Stored items from a collection
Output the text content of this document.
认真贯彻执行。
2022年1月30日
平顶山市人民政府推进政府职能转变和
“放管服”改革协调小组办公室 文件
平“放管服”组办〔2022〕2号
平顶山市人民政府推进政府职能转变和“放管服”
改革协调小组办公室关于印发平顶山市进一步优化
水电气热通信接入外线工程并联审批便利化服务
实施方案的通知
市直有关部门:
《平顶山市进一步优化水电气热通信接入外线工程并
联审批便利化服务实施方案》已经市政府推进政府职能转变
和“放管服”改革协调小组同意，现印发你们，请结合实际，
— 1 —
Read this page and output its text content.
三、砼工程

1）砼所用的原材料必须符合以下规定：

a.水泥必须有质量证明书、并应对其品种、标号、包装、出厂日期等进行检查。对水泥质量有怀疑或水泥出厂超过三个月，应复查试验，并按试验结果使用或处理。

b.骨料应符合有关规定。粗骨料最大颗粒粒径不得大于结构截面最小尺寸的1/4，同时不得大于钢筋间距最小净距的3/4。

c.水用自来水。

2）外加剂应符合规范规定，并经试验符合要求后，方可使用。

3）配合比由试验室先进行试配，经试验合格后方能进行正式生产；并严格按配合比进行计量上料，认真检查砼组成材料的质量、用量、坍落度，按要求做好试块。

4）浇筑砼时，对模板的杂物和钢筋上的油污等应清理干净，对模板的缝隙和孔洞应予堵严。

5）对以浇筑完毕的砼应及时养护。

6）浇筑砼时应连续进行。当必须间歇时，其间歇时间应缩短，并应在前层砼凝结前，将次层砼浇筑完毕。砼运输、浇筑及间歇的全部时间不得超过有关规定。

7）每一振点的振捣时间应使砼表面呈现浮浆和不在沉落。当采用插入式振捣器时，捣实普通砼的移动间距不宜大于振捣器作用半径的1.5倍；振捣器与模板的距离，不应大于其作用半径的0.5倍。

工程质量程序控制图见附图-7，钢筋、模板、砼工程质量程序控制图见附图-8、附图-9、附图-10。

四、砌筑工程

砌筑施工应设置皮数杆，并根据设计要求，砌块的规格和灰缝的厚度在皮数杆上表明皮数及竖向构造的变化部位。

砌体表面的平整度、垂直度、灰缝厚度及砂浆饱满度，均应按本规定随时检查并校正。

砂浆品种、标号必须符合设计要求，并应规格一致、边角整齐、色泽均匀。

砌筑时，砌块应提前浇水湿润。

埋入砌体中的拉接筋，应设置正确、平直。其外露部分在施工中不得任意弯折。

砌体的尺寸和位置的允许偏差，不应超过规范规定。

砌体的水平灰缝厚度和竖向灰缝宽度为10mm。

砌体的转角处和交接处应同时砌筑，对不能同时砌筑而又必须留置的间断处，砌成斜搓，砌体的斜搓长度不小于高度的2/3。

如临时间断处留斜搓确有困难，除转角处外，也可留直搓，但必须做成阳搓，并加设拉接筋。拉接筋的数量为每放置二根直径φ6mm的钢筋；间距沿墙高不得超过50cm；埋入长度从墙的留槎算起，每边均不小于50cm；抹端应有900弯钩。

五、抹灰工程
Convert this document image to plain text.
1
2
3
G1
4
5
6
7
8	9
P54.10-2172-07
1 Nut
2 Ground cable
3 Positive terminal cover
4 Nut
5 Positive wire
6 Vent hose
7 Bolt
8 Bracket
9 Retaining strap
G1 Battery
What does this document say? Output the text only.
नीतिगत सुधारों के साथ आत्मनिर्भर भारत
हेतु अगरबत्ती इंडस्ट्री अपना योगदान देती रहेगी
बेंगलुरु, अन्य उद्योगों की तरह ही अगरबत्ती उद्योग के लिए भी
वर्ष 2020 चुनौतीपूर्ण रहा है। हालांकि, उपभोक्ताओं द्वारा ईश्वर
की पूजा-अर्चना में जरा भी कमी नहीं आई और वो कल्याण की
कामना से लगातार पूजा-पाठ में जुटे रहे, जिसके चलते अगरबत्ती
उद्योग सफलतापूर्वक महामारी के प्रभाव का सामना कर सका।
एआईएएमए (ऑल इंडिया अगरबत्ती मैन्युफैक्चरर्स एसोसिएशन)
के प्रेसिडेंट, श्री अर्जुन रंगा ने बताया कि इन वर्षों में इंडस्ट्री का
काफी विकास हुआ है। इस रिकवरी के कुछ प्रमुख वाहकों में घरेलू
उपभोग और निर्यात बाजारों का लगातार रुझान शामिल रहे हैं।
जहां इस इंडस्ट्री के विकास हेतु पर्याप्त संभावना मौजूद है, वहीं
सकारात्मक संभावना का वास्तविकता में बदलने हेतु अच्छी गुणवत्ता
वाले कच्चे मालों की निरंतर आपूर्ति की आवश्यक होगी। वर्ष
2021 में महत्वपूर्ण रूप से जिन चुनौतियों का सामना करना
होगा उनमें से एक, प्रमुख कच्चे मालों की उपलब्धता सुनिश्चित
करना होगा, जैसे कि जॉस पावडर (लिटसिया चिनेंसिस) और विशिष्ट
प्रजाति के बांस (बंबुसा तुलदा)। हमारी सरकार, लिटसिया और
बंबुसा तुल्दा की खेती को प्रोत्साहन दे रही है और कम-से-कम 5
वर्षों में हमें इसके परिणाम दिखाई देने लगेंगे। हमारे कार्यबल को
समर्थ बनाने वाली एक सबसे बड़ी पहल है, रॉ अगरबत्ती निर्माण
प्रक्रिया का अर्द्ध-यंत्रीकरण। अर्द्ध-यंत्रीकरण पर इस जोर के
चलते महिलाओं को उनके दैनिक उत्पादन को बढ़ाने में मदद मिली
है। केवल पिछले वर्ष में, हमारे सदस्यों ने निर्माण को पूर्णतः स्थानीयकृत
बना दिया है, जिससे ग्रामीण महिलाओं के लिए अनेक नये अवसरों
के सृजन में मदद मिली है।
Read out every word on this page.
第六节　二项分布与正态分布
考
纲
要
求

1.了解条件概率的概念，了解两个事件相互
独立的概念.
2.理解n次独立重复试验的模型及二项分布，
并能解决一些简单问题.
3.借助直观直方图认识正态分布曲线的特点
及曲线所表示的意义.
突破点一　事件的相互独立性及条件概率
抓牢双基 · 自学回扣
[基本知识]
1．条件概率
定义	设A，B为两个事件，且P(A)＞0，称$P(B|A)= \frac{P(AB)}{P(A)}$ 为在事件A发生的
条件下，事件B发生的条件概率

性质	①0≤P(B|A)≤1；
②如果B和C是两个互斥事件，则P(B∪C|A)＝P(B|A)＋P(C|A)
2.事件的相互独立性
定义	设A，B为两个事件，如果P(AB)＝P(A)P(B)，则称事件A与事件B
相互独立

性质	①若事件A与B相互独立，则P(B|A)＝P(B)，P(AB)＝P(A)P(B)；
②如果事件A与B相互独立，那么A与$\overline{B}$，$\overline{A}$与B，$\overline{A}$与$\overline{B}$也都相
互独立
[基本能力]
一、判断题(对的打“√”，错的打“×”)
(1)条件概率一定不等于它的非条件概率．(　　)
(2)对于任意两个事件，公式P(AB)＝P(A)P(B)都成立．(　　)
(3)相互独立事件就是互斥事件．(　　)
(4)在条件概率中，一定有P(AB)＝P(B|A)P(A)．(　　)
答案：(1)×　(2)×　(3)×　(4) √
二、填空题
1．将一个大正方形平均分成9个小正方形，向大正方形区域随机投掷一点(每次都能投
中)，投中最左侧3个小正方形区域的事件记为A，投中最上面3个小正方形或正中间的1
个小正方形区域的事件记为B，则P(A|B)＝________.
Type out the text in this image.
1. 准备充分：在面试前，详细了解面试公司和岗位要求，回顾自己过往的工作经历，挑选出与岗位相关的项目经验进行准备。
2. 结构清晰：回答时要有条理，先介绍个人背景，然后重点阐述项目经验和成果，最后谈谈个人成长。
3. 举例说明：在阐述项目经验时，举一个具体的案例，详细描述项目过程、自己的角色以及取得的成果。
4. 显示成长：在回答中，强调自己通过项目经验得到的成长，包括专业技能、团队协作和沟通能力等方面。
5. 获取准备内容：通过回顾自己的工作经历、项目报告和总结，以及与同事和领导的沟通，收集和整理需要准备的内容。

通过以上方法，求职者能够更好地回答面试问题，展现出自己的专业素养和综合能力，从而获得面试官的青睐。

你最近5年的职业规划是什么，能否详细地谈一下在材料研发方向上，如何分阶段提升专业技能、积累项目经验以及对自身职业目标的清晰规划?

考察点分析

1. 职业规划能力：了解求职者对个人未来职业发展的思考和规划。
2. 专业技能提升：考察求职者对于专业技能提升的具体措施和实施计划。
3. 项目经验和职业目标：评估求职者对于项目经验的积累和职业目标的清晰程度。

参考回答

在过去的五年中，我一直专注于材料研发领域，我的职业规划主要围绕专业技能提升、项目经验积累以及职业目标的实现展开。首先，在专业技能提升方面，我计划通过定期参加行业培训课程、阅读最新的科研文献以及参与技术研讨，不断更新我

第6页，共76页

--- Directions for this task ---
Set down, word for word, every line from the line that holds "Read out every word on this page." to the end of the entries above, including both ends.

--- Worked solution ---
Read out every word on this page.
第六节　二项分布与正态分布
考
纲
要
求

1.了解条件概率的概念，了解两个事件相互
独立的概念.
2.理解n次独立重复试验的模型及二项分布，
并能解决一些简单问题.
3.借助直观直方图认识正态分布曲线的特点
及曲线所表示的意义.
突破点一　事件的相互独立性及条件概率
抓牢双基 · 自学回扣
[基本知识]
1．条件概率
定义	设A，B为两个事件，且P(A)＞0，称$P(B|A)= \frac{P(AB)}{P(A)}$ 为在事件A发生的
条件下，事件B发生的条件概率

性质	①0≤P(B|A)≤1；
②如果B和C是两个互斥事件，则P(B∪C|A)＝P(B|A)＋P(C|A)
2.事件的相互独立性
定义	设A，B为两个事件，如果P(AB)＝P(A)P(B)，则称事件A与事件B
相互独立

性质	①若事件A与B相互独立，则P(B|A)＝P(B)，P(AB)＝P(A)P(B)；
②如果事件A与B相互独立，那么A与$\overline{B}$，$\overline{A}$与B，$\overline{A}$与$\overline{B}$也都相
互独立
[基本能力]
一、判断题(对的打“√”，错的打“×”)
(1)条件概率一定不等于它的非条件概率．(　　)
(2)对于任意两个事件，公式P(AB)＝P(A)P(B)都成立．(　　)
(3)相互独立事件就是互斥事件．(　　)
(4)在条件概率中，一定有P(AB)＝P(B|A)P(A)．(　　)
答案：(1)×　(2)×　(3)×　(4) √
二、填空题
1．将一个大正方形平均分成9个小正方形，向大正方形区域随机投掷一点(每次都能投
中)，投中最左侧3个小正方形区域的事件记为A，投中最上面3个小正方形或正中间的1
个小正方形区域的事件记为B，则P(A|B)＝________.
Type out the text in this image.
1. 准备充分：在面试前，详细了解面试公司和岗位要求，回顾自己过往的工作经历，挑选出与岗位相关的项目经验进行准备。
2. 结构清晰：回答时要有条理，先介绍个人背景，然后重点阐述项目经验和成果，最后谈谈个人成长。
3. 举例说明：在阐述项目经验时，举一个具体的案例，详细描述项目过程、自己的角色以及取得的成果。
4. 显示成长：在回答中，强调自己通过项目经验得到的成长，包括专业技能、团队协作和沟通能力等方面。
5. 获取准备内容：通过回顾自己的工作经历、项目报告和总结，以及与同事和领导的沟通，收集和整理需要准备的内容。

通过以上方法，求职者能够更好地回答面试问题，展现出自己的专业素养和综合能力，从而获得面试官的青睐。

你最近5年的职业规划是什么，能否详细地谈一下在材料研发方向上，如何分阶段提升专业技能、积累项目经验以及对自身职业目标的清晰规划?

考察点分析

1. 职业规划能力：了解求职者对个人未来职业发展的思考和规划。
2. 专业技能提升：考察求职者对于专业技能提升的具体措施和实施计划。
3. 项目经验和职业目标：评估求职者对于项目经验的积累和职业目标的清晰程度。

参考回答

在过去的五年中，我一直专注于材料研发领域，我的职业规划主要围绕专业技能提升、项目经验积累以及职业目标的实现展开。首先，在专业技能提升方面，我计划通过定期参加行业培训课程、阅读最新的科研文献以及参与技术研讨，不断更新我

第6页，共76页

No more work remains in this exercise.